§ **Your objective**:
Your answer should be one number: how many lines of the records hold the string "this".

(A block of data)

:::

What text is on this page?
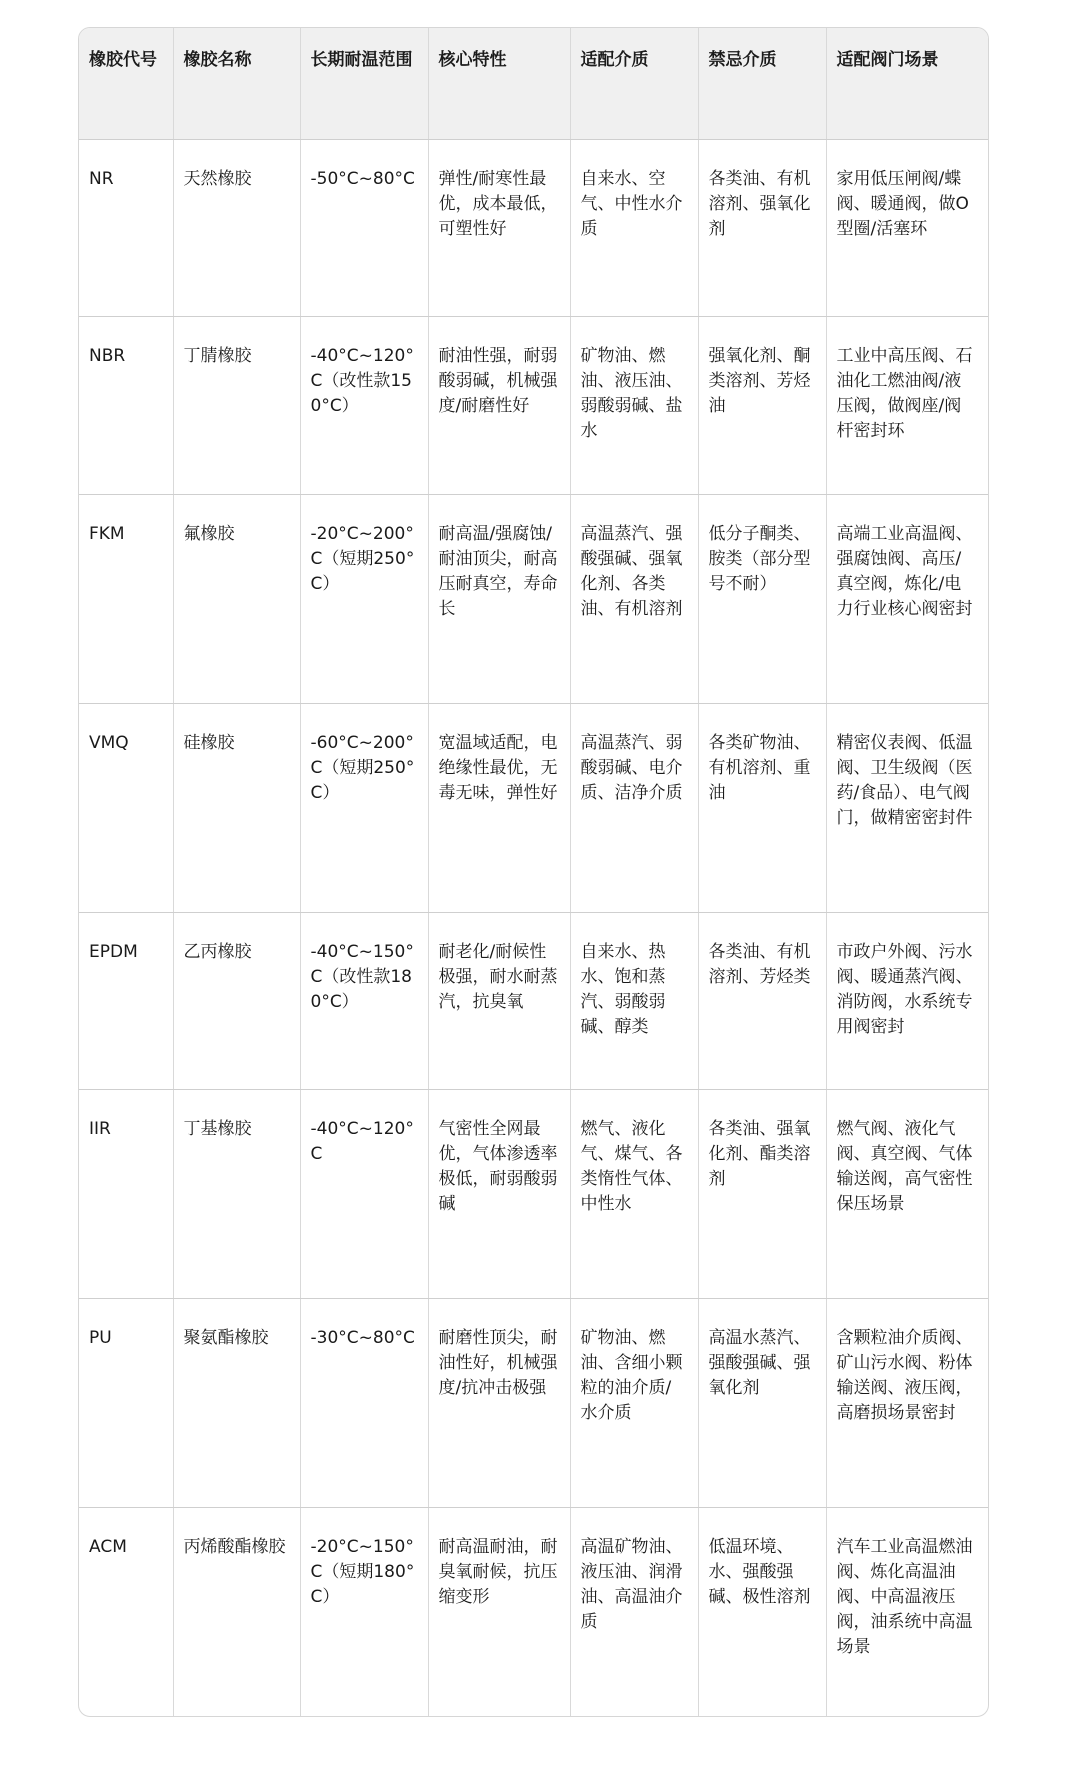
橡胶代号	橡胶名称	长期耐温范围	核心特性	适配介质	禁忌介质	适配阀门场景
NR	天然橡胶	-50°C~80°C	弹性/耐寒性最优，成本最低，可塑性好	自来水、空气、中性水介质	各类油、有机溶剂、强氧化剂	家用低压闸阀/蝶阀、暖通阀，做O型圈/活塞环
NBR	丁腈橡胶	-40°C~120°C（改性款150°C）	耐油性强，耐弱酸弱碱，机械强度/耐磨性好	矿物油、燃油、液压油、弱酸弱碱、盐水	强氧化剂、酮类溶剂、芳烃油	工业中高压阀、石油化工燃油阀/液压阀，做阀座/阀杆密封环
FKM	氟橡胶	-20°C~200°C（短期250°C）	耐高温/强腐蚀/耐油顶尖，耐高压耐真空，寿命长	高温蒸汽、强酸强碱、强氧化剂、各类油、有机溶剂	低分子酮类、胺类（部分型号不耐）	高端工业高温阀、强腐蚀阀、高压/真空阀，炼化/电力行业核心阀密封
VMQ	硅橡胶	-60°C~200°C（短期250°C）	宽温域适配，电绝缘性最优，无毒无味，弹性好	高温蒸汽、弱酸弱碱、电介质、洁净介质	各类矿物油、有机溶剂、重油	精密仪表阀、低温阀、卫生级阀（医药/食品）、电气阀门，做精密密封件
EPDM	乙丙橡胶	-40°C~150°C（改性款180°C）	耐老化/耐候性极强，耐水耐蒸汽，抗臭氧	自来水、热水、饱和蒸汽、弱酸弱碱、醇类	各类油、有机溶剂、芳烃类	市政户外阀、污水阀、暖通蒸汽阀、消防阀，水系统专用阀密封
IIR	丁基橡胶	-40°C~120°C	气密性全网最优，气体渗透率极低，耐弱酸弱碱	燃气、液化气、煤气、各类惰性气体、中性水	各类油、强氧化剂、酯类溶剂	燃气阀、液化气阀、真空阀、气体输送阀，高气密性保压场景
PU	聚氨酯橡胶	-30°C~80°C	耐磨性顶尖，耐油性好，机械强度/抗冲击极强	矿物油、燃油、含细小颗粒的油介质/水介质	高温水蒸汽、强酸强碱、强氧化剂	含颗粒油介质阀、矿山污水阀、粉体输送阀、液压阀，高磨损场景密封
ACM	丙烯酸酯橡胶	-20°C~150°C（短期180°C）	耐高温耐油，耐臭氧耐候，抗压缩变形	高温矿物油、液压油、润滑油、高温油介质	低温环境、水、强酸强碱、极性溶剂	汽车工业高温燃油阀、炼化高温油阀、中高温液压阀，油系统中高温场景
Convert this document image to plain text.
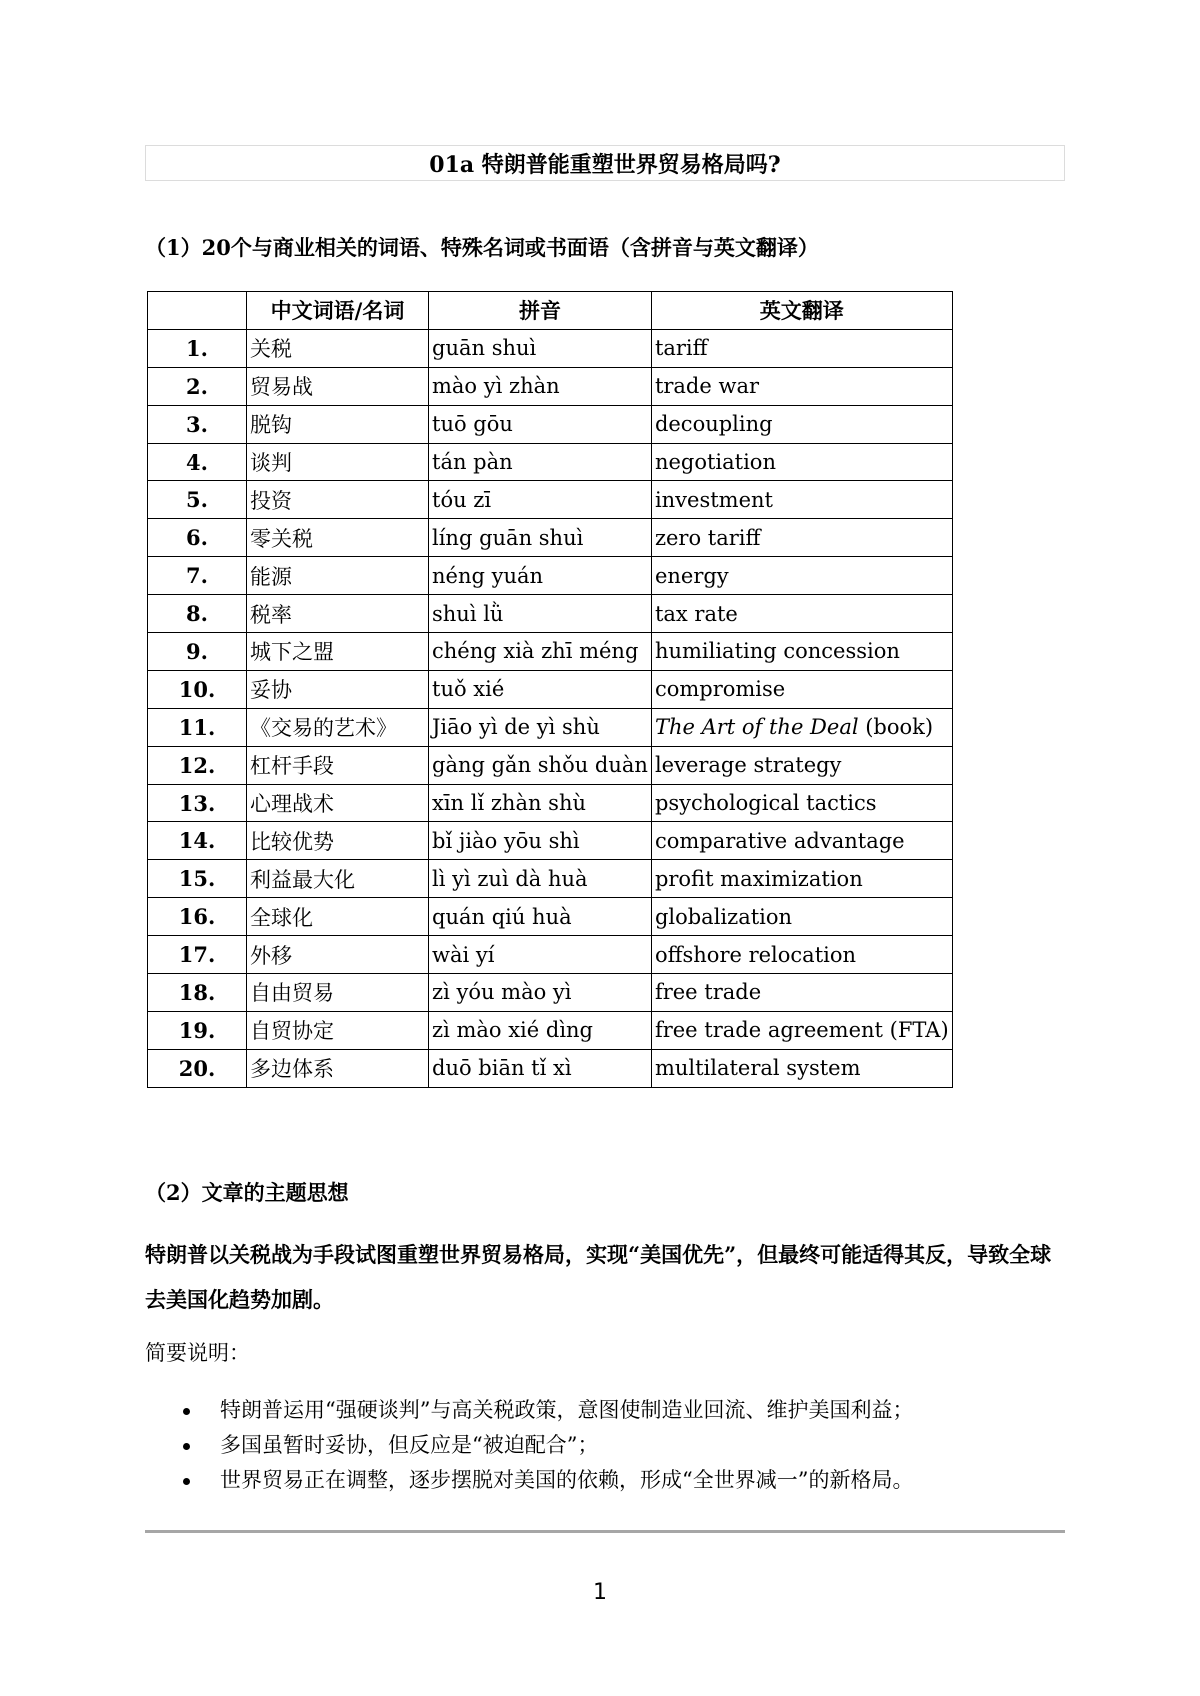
01a 特朗普能重塑世界贸易格局吗?
（1）20个与商业相关的词语、特殊名词或书面语（含拼音与英文翻译）
	中文词语/名词	拼音	英文翻译
1.	关税	guān shuì	tariff
2.	贸易战	mào yì zhàn	trade war
3.	脱钩	tuō gōu	decoupling
4.	谈判	tán pàn	negotiation
5.	投资	tóu zī	investment
6.	零关税	líng guān shuì	zero tariff
7.	能源	néng yuán	energy
8.	税率	shuì lǜ	tax rate
9.	城下之盟	chéng xià zhī méng	humiliating concession
10.	妥协	tuǒ xié	compromise
11.	《交易的艺术》	Jiāo yì de yì shù	The Art of the Deal (book)
12.	杠杆手段	gàng gǎn shǒu duàn	leverage strategy
13.	心理战术	xīn lǐ zhàn shù	psychological tactics
14.	比较优势	bǐ jiào yōu shì	comparative advantage
15.	利益最大化	lì yì zuì dà huà	profit maximization
16.	全球化	quán qiú huà	globalization
17.	外移	wài yí	offshore relocation
18.	自由贸易	zì yóu mào yì	free trade
19.	自贸协定	zì mào xié dìng	free trade agreement (FTA)
20.	多边体系	duō biān tǐ xì	multilateral system
（2）文章的主题思想
特朗普以关税战为手段试图重塑世界贸易格局，实现“美国优先”，但最终可能适得其反，导致全球去美国化趋势加剧。
简要说明：
特朗普运用“强硬谈判”与高关税政策，意图使制造业回流、维护美国利益；
多国虽暂时妥协，但反应是“被迫配合”；
世界贸易正在调整，逐步摆脱对美国的依赖，形成“全世界减一”的新格局。
1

:::

§ **Task answer**:
2